> **Required work**
Sift the listing for lines that hold the string "brave" and pull them out.

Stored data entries
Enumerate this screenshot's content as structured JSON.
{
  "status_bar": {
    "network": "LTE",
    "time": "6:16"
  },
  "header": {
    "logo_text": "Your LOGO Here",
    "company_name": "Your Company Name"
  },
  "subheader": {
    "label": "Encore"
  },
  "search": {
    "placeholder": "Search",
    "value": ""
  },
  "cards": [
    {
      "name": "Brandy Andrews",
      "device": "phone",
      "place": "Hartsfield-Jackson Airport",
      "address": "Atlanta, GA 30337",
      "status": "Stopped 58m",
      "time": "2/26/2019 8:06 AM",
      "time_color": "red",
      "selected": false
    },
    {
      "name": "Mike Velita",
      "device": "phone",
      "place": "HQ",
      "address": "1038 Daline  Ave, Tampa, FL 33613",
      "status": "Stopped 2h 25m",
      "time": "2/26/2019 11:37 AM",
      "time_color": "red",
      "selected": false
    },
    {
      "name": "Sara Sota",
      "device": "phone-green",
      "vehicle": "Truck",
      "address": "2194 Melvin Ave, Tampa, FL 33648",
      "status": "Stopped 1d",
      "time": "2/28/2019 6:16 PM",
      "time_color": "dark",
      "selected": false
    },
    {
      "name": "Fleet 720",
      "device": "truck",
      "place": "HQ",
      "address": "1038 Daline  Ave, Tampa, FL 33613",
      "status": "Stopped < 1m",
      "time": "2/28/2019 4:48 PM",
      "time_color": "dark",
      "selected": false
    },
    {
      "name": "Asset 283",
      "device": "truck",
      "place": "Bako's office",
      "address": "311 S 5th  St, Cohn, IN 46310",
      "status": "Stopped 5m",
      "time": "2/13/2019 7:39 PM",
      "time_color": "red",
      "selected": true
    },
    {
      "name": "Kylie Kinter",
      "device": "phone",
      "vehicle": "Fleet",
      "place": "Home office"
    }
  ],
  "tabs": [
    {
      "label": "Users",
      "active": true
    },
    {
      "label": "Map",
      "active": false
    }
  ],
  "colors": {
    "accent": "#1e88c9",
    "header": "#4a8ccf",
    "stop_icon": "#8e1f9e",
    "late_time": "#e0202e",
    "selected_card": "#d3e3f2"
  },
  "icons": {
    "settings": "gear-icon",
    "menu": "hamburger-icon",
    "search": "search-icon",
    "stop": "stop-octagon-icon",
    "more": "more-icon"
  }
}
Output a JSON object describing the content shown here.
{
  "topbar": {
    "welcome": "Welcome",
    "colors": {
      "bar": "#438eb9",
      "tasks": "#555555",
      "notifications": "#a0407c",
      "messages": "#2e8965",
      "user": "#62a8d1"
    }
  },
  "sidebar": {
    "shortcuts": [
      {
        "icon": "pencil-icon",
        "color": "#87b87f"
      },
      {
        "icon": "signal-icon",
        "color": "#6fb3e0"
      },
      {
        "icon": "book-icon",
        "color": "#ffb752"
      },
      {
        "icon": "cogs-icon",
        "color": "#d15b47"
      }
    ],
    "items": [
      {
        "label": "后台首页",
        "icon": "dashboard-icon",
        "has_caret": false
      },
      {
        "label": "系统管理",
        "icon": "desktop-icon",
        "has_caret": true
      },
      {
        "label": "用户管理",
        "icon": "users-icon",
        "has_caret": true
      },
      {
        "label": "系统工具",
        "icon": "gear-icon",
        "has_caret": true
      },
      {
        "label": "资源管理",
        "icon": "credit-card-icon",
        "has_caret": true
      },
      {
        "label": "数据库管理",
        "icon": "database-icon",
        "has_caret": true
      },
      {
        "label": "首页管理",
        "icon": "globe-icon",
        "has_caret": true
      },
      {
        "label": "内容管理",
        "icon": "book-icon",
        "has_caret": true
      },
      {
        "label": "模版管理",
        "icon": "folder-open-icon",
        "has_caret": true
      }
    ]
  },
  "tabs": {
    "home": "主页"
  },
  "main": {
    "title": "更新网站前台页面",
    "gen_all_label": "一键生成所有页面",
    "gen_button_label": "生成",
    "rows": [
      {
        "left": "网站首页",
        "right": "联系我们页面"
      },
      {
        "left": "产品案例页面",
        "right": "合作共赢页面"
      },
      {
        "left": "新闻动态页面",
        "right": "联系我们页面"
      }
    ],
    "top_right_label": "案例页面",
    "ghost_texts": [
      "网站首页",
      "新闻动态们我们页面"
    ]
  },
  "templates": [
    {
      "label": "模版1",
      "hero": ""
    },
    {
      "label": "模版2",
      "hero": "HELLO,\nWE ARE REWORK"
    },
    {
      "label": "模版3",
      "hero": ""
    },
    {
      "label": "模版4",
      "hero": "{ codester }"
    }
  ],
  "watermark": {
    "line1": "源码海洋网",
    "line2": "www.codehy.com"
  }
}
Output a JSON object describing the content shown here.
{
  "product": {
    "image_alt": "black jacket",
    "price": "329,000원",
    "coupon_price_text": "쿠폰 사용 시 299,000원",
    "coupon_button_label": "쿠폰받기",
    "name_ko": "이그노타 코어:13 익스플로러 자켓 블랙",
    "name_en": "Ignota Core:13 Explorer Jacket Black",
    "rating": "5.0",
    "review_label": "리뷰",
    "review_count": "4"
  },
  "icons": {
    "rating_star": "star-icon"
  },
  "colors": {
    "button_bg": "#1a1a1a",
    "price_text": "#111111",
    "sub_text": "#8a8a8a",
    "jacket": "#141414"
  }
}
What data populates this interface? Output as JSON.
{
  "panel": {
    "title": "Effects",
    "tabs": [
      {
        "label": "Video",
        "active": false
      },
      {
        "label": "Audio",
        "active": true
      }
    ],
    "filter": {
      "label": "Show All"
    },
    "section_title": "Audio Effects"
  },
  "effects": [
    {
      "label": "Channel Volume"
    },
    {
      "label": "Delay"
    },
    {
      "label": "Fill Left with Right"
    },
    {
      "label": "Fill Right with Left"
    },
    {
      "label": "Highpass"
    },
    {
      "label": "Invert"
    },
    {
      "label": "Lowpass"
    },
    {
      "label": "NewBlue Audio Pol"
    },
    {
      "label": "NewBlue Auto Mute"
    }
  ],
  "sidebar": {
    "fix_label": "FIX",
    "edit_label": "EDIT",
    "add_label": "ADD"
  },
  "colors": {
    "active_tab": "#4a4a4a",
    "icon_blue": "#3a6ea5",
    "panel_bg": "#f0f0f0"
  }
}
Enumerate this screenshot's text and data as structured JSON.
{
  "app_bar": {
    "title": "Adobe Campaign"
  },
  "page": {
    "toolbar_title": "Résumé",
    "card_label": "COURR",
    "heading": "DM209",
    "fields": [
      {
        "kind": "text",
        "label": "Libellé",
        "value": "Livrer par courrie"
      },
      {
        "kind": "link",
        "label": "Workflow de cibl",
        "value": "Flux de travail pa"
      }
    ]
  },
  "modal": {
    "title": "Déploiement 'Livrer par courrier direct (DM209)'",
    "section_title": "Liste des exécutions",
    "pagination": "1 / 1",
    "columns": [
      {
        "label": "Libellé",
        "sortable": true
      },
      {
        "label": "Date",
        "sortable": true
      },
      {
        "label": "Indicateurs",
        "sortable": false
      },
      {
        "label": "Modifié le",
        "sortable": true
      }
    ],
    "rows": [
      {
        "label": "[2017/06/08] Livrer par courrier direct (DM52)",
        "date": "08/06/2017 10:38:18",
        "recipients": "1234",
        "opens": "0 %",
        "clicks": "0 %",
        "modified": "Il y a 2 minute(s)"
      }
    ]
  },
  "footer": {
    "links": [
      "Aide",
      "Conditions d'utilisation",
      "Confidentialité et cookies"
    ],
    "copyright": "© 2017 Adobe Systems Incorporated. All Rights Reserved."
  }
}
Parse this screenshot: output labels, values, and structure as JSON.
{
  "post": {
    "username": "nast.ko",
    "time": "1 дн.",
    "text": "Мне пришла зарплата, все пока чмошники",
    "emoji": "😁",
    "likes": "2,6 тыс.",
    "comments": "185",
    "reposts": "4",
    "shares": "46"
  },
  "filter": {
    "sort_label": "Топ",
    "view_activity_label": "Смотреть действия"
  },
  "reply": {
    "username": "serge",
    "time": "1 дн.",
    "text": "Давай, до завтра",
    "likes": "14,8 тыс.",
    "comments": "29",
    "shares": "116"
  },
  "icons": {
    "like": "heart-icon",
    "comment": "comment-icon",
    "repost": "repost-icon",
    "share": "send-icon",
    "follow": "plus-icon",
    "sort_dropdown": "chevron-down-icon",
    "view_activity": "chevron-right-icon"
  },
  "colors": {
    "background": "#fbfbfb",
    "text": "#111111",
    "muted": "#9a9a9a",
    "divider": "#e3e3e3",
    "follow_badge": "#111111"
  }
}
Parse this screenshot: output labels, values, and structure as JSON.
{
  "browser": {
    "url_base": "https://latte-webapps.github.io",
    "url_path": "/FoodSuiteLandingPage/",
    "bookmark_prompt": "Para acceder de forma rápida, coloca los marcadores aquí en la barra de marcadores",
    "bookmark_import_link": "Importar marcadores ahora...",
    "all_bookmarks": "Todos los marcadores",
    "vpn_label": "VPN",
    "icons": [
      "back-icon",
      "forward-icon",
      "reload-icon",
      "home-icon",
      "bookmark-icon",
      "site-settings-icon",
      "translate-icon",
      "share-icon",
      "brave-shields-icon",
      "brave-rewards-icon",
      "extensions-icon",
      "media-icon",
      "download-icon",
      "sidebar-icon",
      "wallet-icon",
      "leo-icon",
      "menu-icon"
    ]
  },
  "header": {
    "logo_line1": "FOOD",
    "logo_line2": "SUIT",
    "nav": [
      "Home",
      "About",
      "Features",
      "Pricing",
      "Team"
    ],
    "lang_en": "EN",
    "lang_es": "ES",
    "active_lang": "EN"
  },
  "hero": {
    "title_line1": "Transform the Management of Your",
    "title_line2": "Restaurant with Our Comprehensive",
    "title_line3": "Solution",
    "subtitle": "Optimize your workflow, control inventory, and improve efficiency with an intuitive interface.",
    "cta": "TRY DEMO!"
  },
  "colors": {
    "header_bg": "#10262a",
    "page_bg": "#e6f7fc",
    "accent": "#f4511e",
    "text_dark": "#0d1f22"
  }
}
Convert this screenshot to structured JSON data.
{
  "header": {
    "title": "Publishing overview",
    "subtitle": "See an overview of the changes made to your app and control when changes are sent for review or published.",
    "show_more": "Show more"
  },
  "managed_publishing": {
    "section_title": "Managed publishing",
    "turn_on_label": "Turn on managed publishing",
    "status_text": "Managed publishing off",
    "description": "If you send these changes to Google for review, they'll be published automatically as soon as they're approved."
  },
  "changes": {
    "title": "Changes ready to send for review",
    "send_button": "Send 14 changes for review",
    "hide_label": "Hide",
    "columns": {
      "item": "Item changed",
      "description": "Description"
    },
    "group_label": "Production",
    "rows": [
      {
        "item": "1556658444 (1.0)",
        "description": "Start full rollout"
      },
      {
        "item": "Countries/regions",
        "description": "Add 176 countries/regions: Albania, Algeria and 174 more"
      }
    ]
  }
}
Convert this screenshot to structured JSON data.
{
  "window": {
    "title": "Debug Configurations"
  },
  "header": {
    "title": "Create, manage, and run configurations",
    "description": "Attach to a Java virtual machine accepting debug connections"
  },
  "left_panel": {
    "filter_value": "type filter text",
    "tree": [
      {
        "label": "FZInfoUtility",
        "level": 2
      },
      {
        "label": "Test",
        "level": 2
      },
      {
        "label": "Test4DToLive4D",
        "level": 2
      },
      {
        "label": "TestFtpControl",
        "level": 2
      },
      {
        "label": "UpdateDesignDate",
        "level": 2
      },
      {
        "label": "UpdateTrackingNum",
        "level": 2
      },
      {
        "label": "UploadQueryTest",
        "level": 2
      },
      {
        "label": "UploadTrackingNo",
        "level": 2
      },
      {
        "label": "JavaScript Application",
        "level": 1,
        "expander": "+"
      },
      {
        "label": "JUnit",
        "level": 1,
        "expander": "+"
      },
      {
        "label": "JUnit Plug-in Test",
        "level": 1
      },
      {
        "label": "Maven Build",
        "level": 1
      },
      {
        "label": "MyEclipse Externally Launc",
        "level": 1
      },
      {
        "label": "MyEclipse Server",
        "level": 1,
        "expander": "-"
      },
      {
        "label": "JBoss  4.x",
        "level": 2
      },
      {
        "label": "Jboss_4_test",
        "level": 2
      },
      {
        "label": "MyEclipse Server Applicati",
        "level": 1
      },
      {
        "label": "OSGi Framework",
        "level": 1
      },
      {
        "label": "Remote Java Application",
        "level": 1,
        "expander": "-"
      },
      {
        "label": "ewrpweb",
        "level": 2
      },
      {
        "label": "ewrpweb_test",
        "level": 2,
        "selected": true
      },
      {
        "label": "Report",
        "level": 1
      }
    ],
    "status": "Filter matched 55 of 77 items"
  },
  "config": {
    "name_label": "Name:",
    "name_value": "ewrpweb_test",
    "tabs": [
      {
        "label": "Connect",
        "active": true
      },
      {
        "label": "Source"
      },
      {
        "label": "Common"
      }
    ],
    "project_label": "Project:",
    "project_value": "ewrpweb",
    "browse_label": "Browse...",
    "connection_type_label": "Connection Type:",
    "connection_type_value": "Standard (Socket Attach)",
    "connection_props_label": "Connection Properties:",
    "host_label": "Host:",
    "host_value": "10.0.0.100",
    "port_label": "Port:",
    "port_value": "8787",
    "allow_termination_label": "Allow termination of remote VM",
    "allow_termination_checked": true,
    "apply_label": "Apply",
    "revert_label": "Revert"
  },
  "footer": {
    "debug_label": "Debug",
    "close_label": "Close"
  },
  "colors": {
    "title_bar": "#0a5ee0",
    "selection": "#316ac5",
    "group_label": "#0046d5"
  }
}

> **Exercise response**
      "brave-shields-icon",
      "brave-rewards-icon",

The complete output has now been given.